§ **WHAT YOU HAVE TO DO**:
Retype the whole listing, please, keeping every line exact and dropping the pictures.

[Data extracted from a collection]
=======
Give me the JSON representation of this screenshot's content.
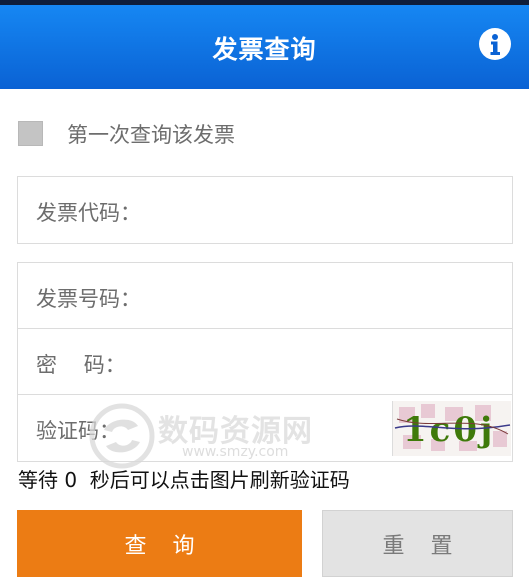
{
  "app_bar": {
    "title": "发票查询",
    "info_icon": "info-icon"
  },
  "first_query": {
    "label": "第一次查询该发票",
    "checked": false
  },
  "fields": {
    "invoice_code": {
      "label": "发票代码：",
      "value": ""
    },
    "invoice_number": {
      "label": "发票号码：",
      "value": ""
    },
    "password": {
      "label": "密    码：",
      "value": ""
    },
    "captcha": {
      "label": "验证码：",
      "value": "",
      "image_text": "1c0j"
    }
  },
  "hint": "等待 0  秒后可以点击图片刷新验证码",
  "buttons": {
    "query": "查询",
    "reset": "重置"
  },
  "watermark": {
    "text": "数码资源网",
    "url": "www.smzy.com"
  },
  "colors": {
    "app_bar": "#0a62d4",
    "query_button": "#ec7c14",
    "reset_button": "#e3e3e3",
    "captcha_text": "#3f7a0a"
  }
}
=======
§ **RESPONSE TO THIS EXERCISE**:
Give me the JSON representation of this screenshot's content.
{
  "app_bar": {
    "title": "发票查询",
    "info_icon": "info-icon"
  },
  "first_query": {
    "label": "第一次查询该发票",
    "checked": false
  },
  "fields": {
    "invoice_code": {
      "label": "发票代码：",
      "value": ""
    },
    "invoice_number": {
      "label": "发票号码：",
      "value": ""
    },
    "password": {
      "label": "密    码：",
      "value": ""
    },
    "captcha": {
      "label": "验证码：",
      "value": "",
      "image_text": "1c0j"
    }
  },
  "hint": "等待 0  秒后可以点击图片刷新验证码",
  "buttons": {
    "query": "查询",
    "reset": "重置"
  },
  "watermark": {
    "text": "数码资源网",
    "url": "www.smzy.com"
  },
  "colors": {
    "app_bar": "#0a62d4",
    "query_button": "#ec7c14",
    "reset_button": "#e3e3e3",
    "captcha_text": "#3f7a0a"
  }
}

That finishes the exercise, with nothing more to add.